# Data supplied
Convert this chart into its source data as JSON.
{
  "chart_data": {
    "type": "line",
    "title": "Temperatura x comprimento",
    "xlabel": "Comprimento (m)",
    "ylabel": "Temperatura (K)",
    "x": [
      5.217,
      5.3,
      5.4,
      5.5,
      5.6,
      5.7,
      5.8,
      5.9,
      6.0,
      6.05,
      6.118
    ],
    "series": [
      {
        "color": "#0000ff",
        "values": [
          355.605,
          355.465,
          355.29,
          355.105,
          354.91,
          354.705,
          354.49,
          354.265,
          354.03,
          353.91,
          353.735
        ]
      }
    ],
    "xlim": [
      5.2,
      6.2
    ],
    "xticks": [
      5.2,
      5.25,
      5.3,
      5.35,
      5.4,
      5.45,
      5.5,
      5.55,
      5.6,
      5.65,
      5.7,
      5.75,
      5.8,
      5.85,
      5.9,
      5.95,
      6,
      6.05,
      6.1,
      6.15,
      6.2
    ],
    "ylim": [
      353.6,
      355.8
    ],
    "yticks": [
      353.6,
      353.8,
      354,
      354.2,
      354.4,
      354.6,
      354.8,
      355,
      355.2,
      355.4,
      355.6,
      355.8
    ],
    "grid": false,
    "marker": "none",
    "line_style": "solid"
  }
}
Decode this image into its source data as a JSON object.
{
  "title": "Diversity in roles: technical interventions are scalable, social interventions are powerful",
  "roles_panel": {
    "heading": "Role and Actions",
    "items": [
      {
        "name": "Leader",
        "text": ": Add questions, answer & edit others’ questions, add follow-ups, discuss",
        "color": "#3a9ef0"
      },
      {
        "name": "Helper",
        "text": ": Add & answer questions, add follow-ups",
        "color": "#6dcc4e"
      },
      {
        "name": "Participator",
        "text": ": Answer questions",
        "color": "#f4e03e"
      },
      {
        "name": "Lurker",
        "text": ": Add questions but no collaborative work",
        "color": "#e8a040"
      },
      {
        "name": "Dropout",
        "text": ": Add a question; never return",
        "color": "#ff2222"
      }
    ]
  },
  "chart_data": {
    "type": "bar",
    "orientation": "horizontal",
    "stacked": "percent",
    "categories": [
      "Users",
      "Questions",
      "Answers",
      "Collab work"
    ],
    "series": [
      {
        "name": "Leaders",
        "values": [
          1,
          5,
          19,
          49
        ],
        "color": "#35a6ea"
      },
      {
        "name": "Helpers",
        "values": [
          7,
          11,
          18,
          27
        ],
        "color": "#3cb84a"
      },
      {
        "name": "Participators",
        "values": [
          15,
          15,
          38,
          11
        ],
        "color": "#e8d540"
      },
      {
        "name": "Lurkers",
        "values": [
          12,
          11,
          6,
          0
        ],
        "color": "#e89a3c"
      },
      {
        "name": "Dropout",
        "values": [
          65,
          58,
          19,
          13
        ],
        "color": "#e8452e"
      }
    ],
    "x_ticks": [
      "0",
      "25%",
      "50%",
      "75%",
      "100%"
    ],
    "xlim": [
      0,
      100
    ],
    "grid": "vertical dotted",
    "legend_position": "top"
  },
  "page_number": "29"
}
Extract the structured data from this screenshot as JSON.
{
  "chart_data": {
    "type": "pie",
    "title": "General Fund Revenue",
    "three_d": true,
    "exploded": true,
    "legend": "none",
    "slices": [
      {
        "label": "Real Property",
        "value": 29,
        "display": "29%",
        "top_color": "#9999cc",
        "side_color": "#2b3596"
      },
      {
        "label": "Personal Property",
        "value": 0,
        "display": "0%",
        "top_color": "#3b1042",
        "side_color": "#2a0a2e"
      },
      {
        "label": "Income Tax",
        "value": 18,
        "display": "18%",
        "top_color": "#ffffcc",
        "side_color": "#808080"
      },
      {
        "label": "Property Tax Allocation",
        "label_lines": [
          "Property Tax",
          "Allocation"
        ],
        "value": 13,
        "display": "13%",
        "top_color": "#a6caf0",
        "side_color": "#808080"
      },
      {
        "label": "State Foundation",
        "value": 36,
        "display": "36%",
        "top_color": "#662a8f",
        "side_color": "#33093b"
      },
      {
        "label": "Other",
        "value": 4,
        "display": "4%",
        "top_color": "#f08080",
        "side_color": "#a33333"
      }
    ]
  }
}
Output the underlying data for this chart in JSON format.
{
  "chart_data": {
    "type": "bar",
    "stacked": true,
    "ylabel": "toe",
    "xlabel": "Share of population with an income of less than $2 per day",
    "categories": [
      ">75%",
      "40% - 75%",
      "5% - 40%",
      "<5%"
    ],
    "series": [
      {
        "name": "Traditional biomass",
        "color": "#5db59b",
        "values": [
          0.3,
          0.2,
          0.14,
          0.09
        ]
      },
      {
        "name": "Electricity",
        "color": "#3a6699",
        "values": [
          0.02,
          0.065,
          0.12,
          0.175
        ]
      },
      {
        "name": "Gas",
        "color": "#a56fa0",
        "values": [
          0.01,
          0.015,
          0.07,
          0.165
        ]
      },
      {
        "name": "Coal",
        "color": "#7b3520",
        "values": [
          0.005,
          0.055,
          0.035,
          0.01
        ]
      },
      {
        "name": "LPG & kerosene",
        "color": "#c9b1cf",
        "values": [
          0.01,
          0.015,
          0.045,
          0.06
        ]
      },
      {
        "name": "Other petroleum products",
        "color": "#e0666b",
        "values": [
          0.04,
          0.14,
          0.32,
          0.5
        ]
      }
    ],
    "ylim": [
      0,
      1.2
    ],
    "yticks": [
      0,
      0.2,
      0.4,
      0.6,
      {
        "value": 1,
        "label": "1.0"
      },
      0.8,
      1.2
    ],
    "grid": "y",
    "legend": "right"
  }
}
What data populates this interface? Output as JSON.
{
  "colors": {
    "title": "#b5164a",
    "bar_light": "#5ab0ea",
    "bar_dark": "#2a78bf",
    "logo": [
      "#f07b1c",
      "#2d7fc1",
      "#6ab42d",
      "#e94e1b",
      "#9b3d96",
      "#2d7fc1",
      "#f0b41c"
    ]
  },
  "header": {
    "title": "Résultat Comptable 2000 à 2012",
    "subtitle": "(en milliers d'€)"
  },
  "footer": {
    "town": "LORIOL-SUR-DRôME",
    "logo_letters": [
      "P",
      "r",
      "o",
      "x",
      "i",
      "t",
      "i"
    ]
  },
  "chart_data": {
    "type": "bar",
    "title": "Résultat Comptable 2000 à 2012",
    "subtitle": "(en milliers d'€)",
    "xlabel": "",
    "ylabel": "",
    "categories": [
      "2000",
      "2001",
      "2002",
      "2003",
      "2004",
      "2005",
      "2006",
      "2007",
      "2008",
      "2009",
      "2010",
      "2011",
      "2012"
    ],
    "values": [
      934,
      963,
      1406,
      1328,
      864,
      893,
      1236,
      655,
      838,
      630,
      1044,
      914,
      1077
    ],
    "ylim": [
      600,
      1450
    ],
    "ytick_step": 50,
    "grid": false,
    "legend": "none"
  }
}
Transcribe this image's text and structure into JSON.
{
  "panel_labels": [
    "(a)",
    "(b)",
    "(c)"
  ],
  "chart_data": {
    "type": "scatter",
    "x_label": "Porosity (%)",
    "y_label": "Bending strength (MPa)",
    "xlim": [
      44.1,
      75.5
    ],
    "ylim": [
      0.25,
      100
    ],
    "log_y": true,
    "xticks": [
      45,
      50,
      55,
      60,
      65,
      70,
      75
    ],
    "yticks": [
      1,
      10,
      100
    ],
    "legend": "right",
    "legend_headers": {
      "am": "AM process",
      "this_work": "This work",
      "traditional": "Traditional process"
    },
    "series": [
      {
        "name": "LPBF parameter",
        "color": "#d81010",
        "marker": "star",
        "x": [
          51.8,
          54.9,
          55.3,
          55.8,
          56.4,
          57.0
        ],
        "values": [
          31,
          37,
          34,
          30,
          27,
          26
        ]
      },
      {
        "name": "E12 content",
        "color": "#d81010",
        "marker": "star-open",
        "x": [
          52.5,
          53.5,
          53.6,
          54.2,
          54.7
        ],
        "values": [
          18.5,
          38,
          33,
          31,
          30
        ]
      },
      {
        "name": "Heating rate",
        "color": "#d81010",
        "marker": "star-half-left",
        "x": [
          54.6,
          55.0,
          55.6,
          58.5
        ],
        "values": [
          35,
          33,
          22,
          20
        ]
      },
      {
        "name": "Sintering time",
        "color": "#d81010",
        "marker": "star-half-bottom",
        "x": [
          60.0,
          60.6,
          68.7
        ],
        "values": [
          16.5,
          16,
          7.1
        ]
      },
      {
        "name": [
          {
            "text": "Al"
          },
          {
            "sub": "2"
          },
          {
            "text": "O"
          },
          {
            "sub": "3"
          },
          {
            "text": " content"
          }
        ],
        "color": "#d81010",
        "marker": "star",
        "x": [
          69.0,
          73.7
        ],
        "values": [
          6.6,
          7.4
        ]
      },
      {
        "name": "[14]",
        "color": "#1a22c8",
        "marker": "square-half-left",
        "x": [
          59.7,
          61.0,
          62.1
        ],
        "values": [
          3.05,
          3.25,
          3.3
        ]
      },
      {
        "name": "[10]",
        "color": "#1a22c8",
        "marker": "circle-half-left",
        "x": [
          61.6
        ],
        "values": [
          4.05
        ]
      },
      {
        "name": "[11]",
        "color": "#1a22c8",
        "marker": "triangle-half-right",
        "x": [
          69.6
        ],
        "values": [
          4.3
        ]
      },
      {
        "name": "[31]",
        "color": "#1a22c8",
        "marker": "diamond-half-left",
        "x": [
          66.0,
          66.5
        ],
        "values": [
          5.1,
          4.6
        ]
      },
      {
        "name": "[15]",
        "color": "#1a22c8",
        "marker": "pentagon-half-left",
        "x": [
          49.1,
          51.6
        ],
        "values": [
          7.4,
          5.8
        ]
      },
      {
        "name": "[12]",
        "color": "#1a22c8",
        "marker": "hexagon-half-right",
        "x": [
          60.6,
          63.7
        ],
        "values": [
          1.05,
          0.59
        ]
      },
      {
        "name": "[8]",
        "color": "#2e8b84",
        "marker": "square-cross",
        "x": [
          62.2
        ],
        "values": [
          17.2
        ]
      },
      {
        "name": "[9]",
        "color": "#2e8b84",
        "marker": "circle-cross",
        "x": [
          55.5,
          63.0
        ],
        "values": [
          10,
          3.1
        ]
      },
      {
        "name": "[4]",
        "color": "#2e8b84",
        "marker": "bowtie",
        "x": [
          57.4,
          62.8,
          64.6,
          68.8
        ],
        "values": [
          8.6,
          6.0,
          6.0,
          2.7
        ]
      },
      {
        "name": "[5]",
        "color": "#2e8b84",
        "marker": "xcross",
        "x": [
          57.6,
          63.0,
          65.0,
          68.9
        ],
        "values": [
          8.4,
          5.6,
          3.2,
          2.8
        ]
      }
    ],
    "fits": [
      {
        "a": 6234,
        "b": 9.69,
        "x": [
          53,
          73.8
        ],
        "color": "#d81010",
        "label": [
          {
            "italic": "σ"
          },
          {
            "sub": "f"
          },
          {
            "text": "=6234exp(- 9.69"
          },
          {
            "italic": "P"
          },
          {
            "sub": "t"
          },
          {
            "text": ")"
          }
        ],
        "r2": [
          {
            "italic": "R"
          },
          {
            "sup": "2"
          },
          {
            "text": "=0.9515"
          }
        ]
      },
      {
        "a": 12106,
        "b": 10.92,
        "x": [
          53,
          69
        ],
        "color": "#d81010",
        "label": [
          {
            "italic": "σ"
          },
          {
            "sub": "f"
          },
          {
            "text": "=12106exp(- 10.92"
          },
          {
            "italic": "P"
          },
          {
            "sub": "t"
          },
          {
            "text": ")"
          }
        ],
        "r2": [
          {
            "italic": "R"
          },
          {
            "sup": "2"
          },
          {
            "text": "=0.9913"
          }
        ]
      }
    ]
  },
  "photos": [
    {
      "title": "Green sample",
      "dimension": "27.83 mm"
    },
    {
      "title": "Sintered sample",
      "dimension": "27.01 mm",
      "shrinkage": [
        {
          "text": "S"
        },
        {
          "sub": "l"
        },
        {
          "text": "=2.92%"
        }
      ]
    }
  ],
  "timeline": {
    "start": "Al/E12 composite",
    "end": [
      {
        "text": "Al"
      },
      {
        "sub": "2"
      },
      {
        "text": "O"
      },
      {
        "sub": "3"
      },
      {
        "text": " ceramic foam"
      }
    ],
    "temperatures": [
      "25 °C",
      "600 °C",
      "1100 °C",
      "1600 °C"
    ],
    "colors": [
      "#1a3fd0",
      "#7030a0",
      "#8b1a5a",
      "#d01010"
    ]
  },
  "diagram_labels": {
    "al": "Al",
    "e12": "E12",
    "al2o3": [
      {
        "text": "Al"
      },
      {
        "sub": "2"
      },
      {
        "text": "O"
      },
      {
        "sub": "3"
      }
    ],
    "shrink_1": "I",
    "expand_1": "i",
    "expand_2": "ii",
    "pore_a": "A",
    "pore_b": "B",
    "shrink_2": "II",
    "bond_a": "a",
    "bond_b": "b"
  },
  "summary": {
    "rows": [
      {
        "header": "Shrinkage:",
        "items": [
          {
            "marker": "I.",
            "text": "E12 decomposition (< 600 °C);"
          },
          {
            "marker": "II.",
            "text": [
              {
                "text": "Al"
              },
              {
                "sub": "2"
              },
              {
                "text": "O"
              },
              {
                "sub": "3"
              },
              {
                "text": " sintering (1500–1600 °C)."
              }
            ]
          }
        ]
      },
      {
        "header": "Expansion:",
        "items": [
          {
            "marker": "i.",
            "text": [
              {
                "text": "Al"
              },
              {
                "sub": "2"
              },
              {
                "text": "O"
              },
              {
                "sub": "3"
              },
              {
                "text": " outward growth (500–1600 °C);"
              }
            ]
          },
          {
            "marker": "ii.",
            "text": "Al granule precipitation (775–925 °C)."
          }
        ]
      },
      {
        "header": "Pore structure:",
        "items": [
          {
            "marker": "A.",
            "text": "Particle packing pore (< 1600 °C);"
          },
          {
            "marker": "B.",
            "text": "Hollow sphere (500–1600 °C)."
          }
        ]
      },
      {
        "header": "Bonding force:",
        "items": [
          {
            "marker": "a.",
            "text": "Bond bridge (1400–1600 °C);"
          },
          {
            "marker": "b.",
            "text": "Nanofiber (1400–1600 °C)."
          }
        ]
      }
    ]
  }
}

# Requirement
Return each line with "ylabel".

# Written answer
    "ylabel": "Temperatura (K)",
    "ylabel": "toe",
    "ylabel": "",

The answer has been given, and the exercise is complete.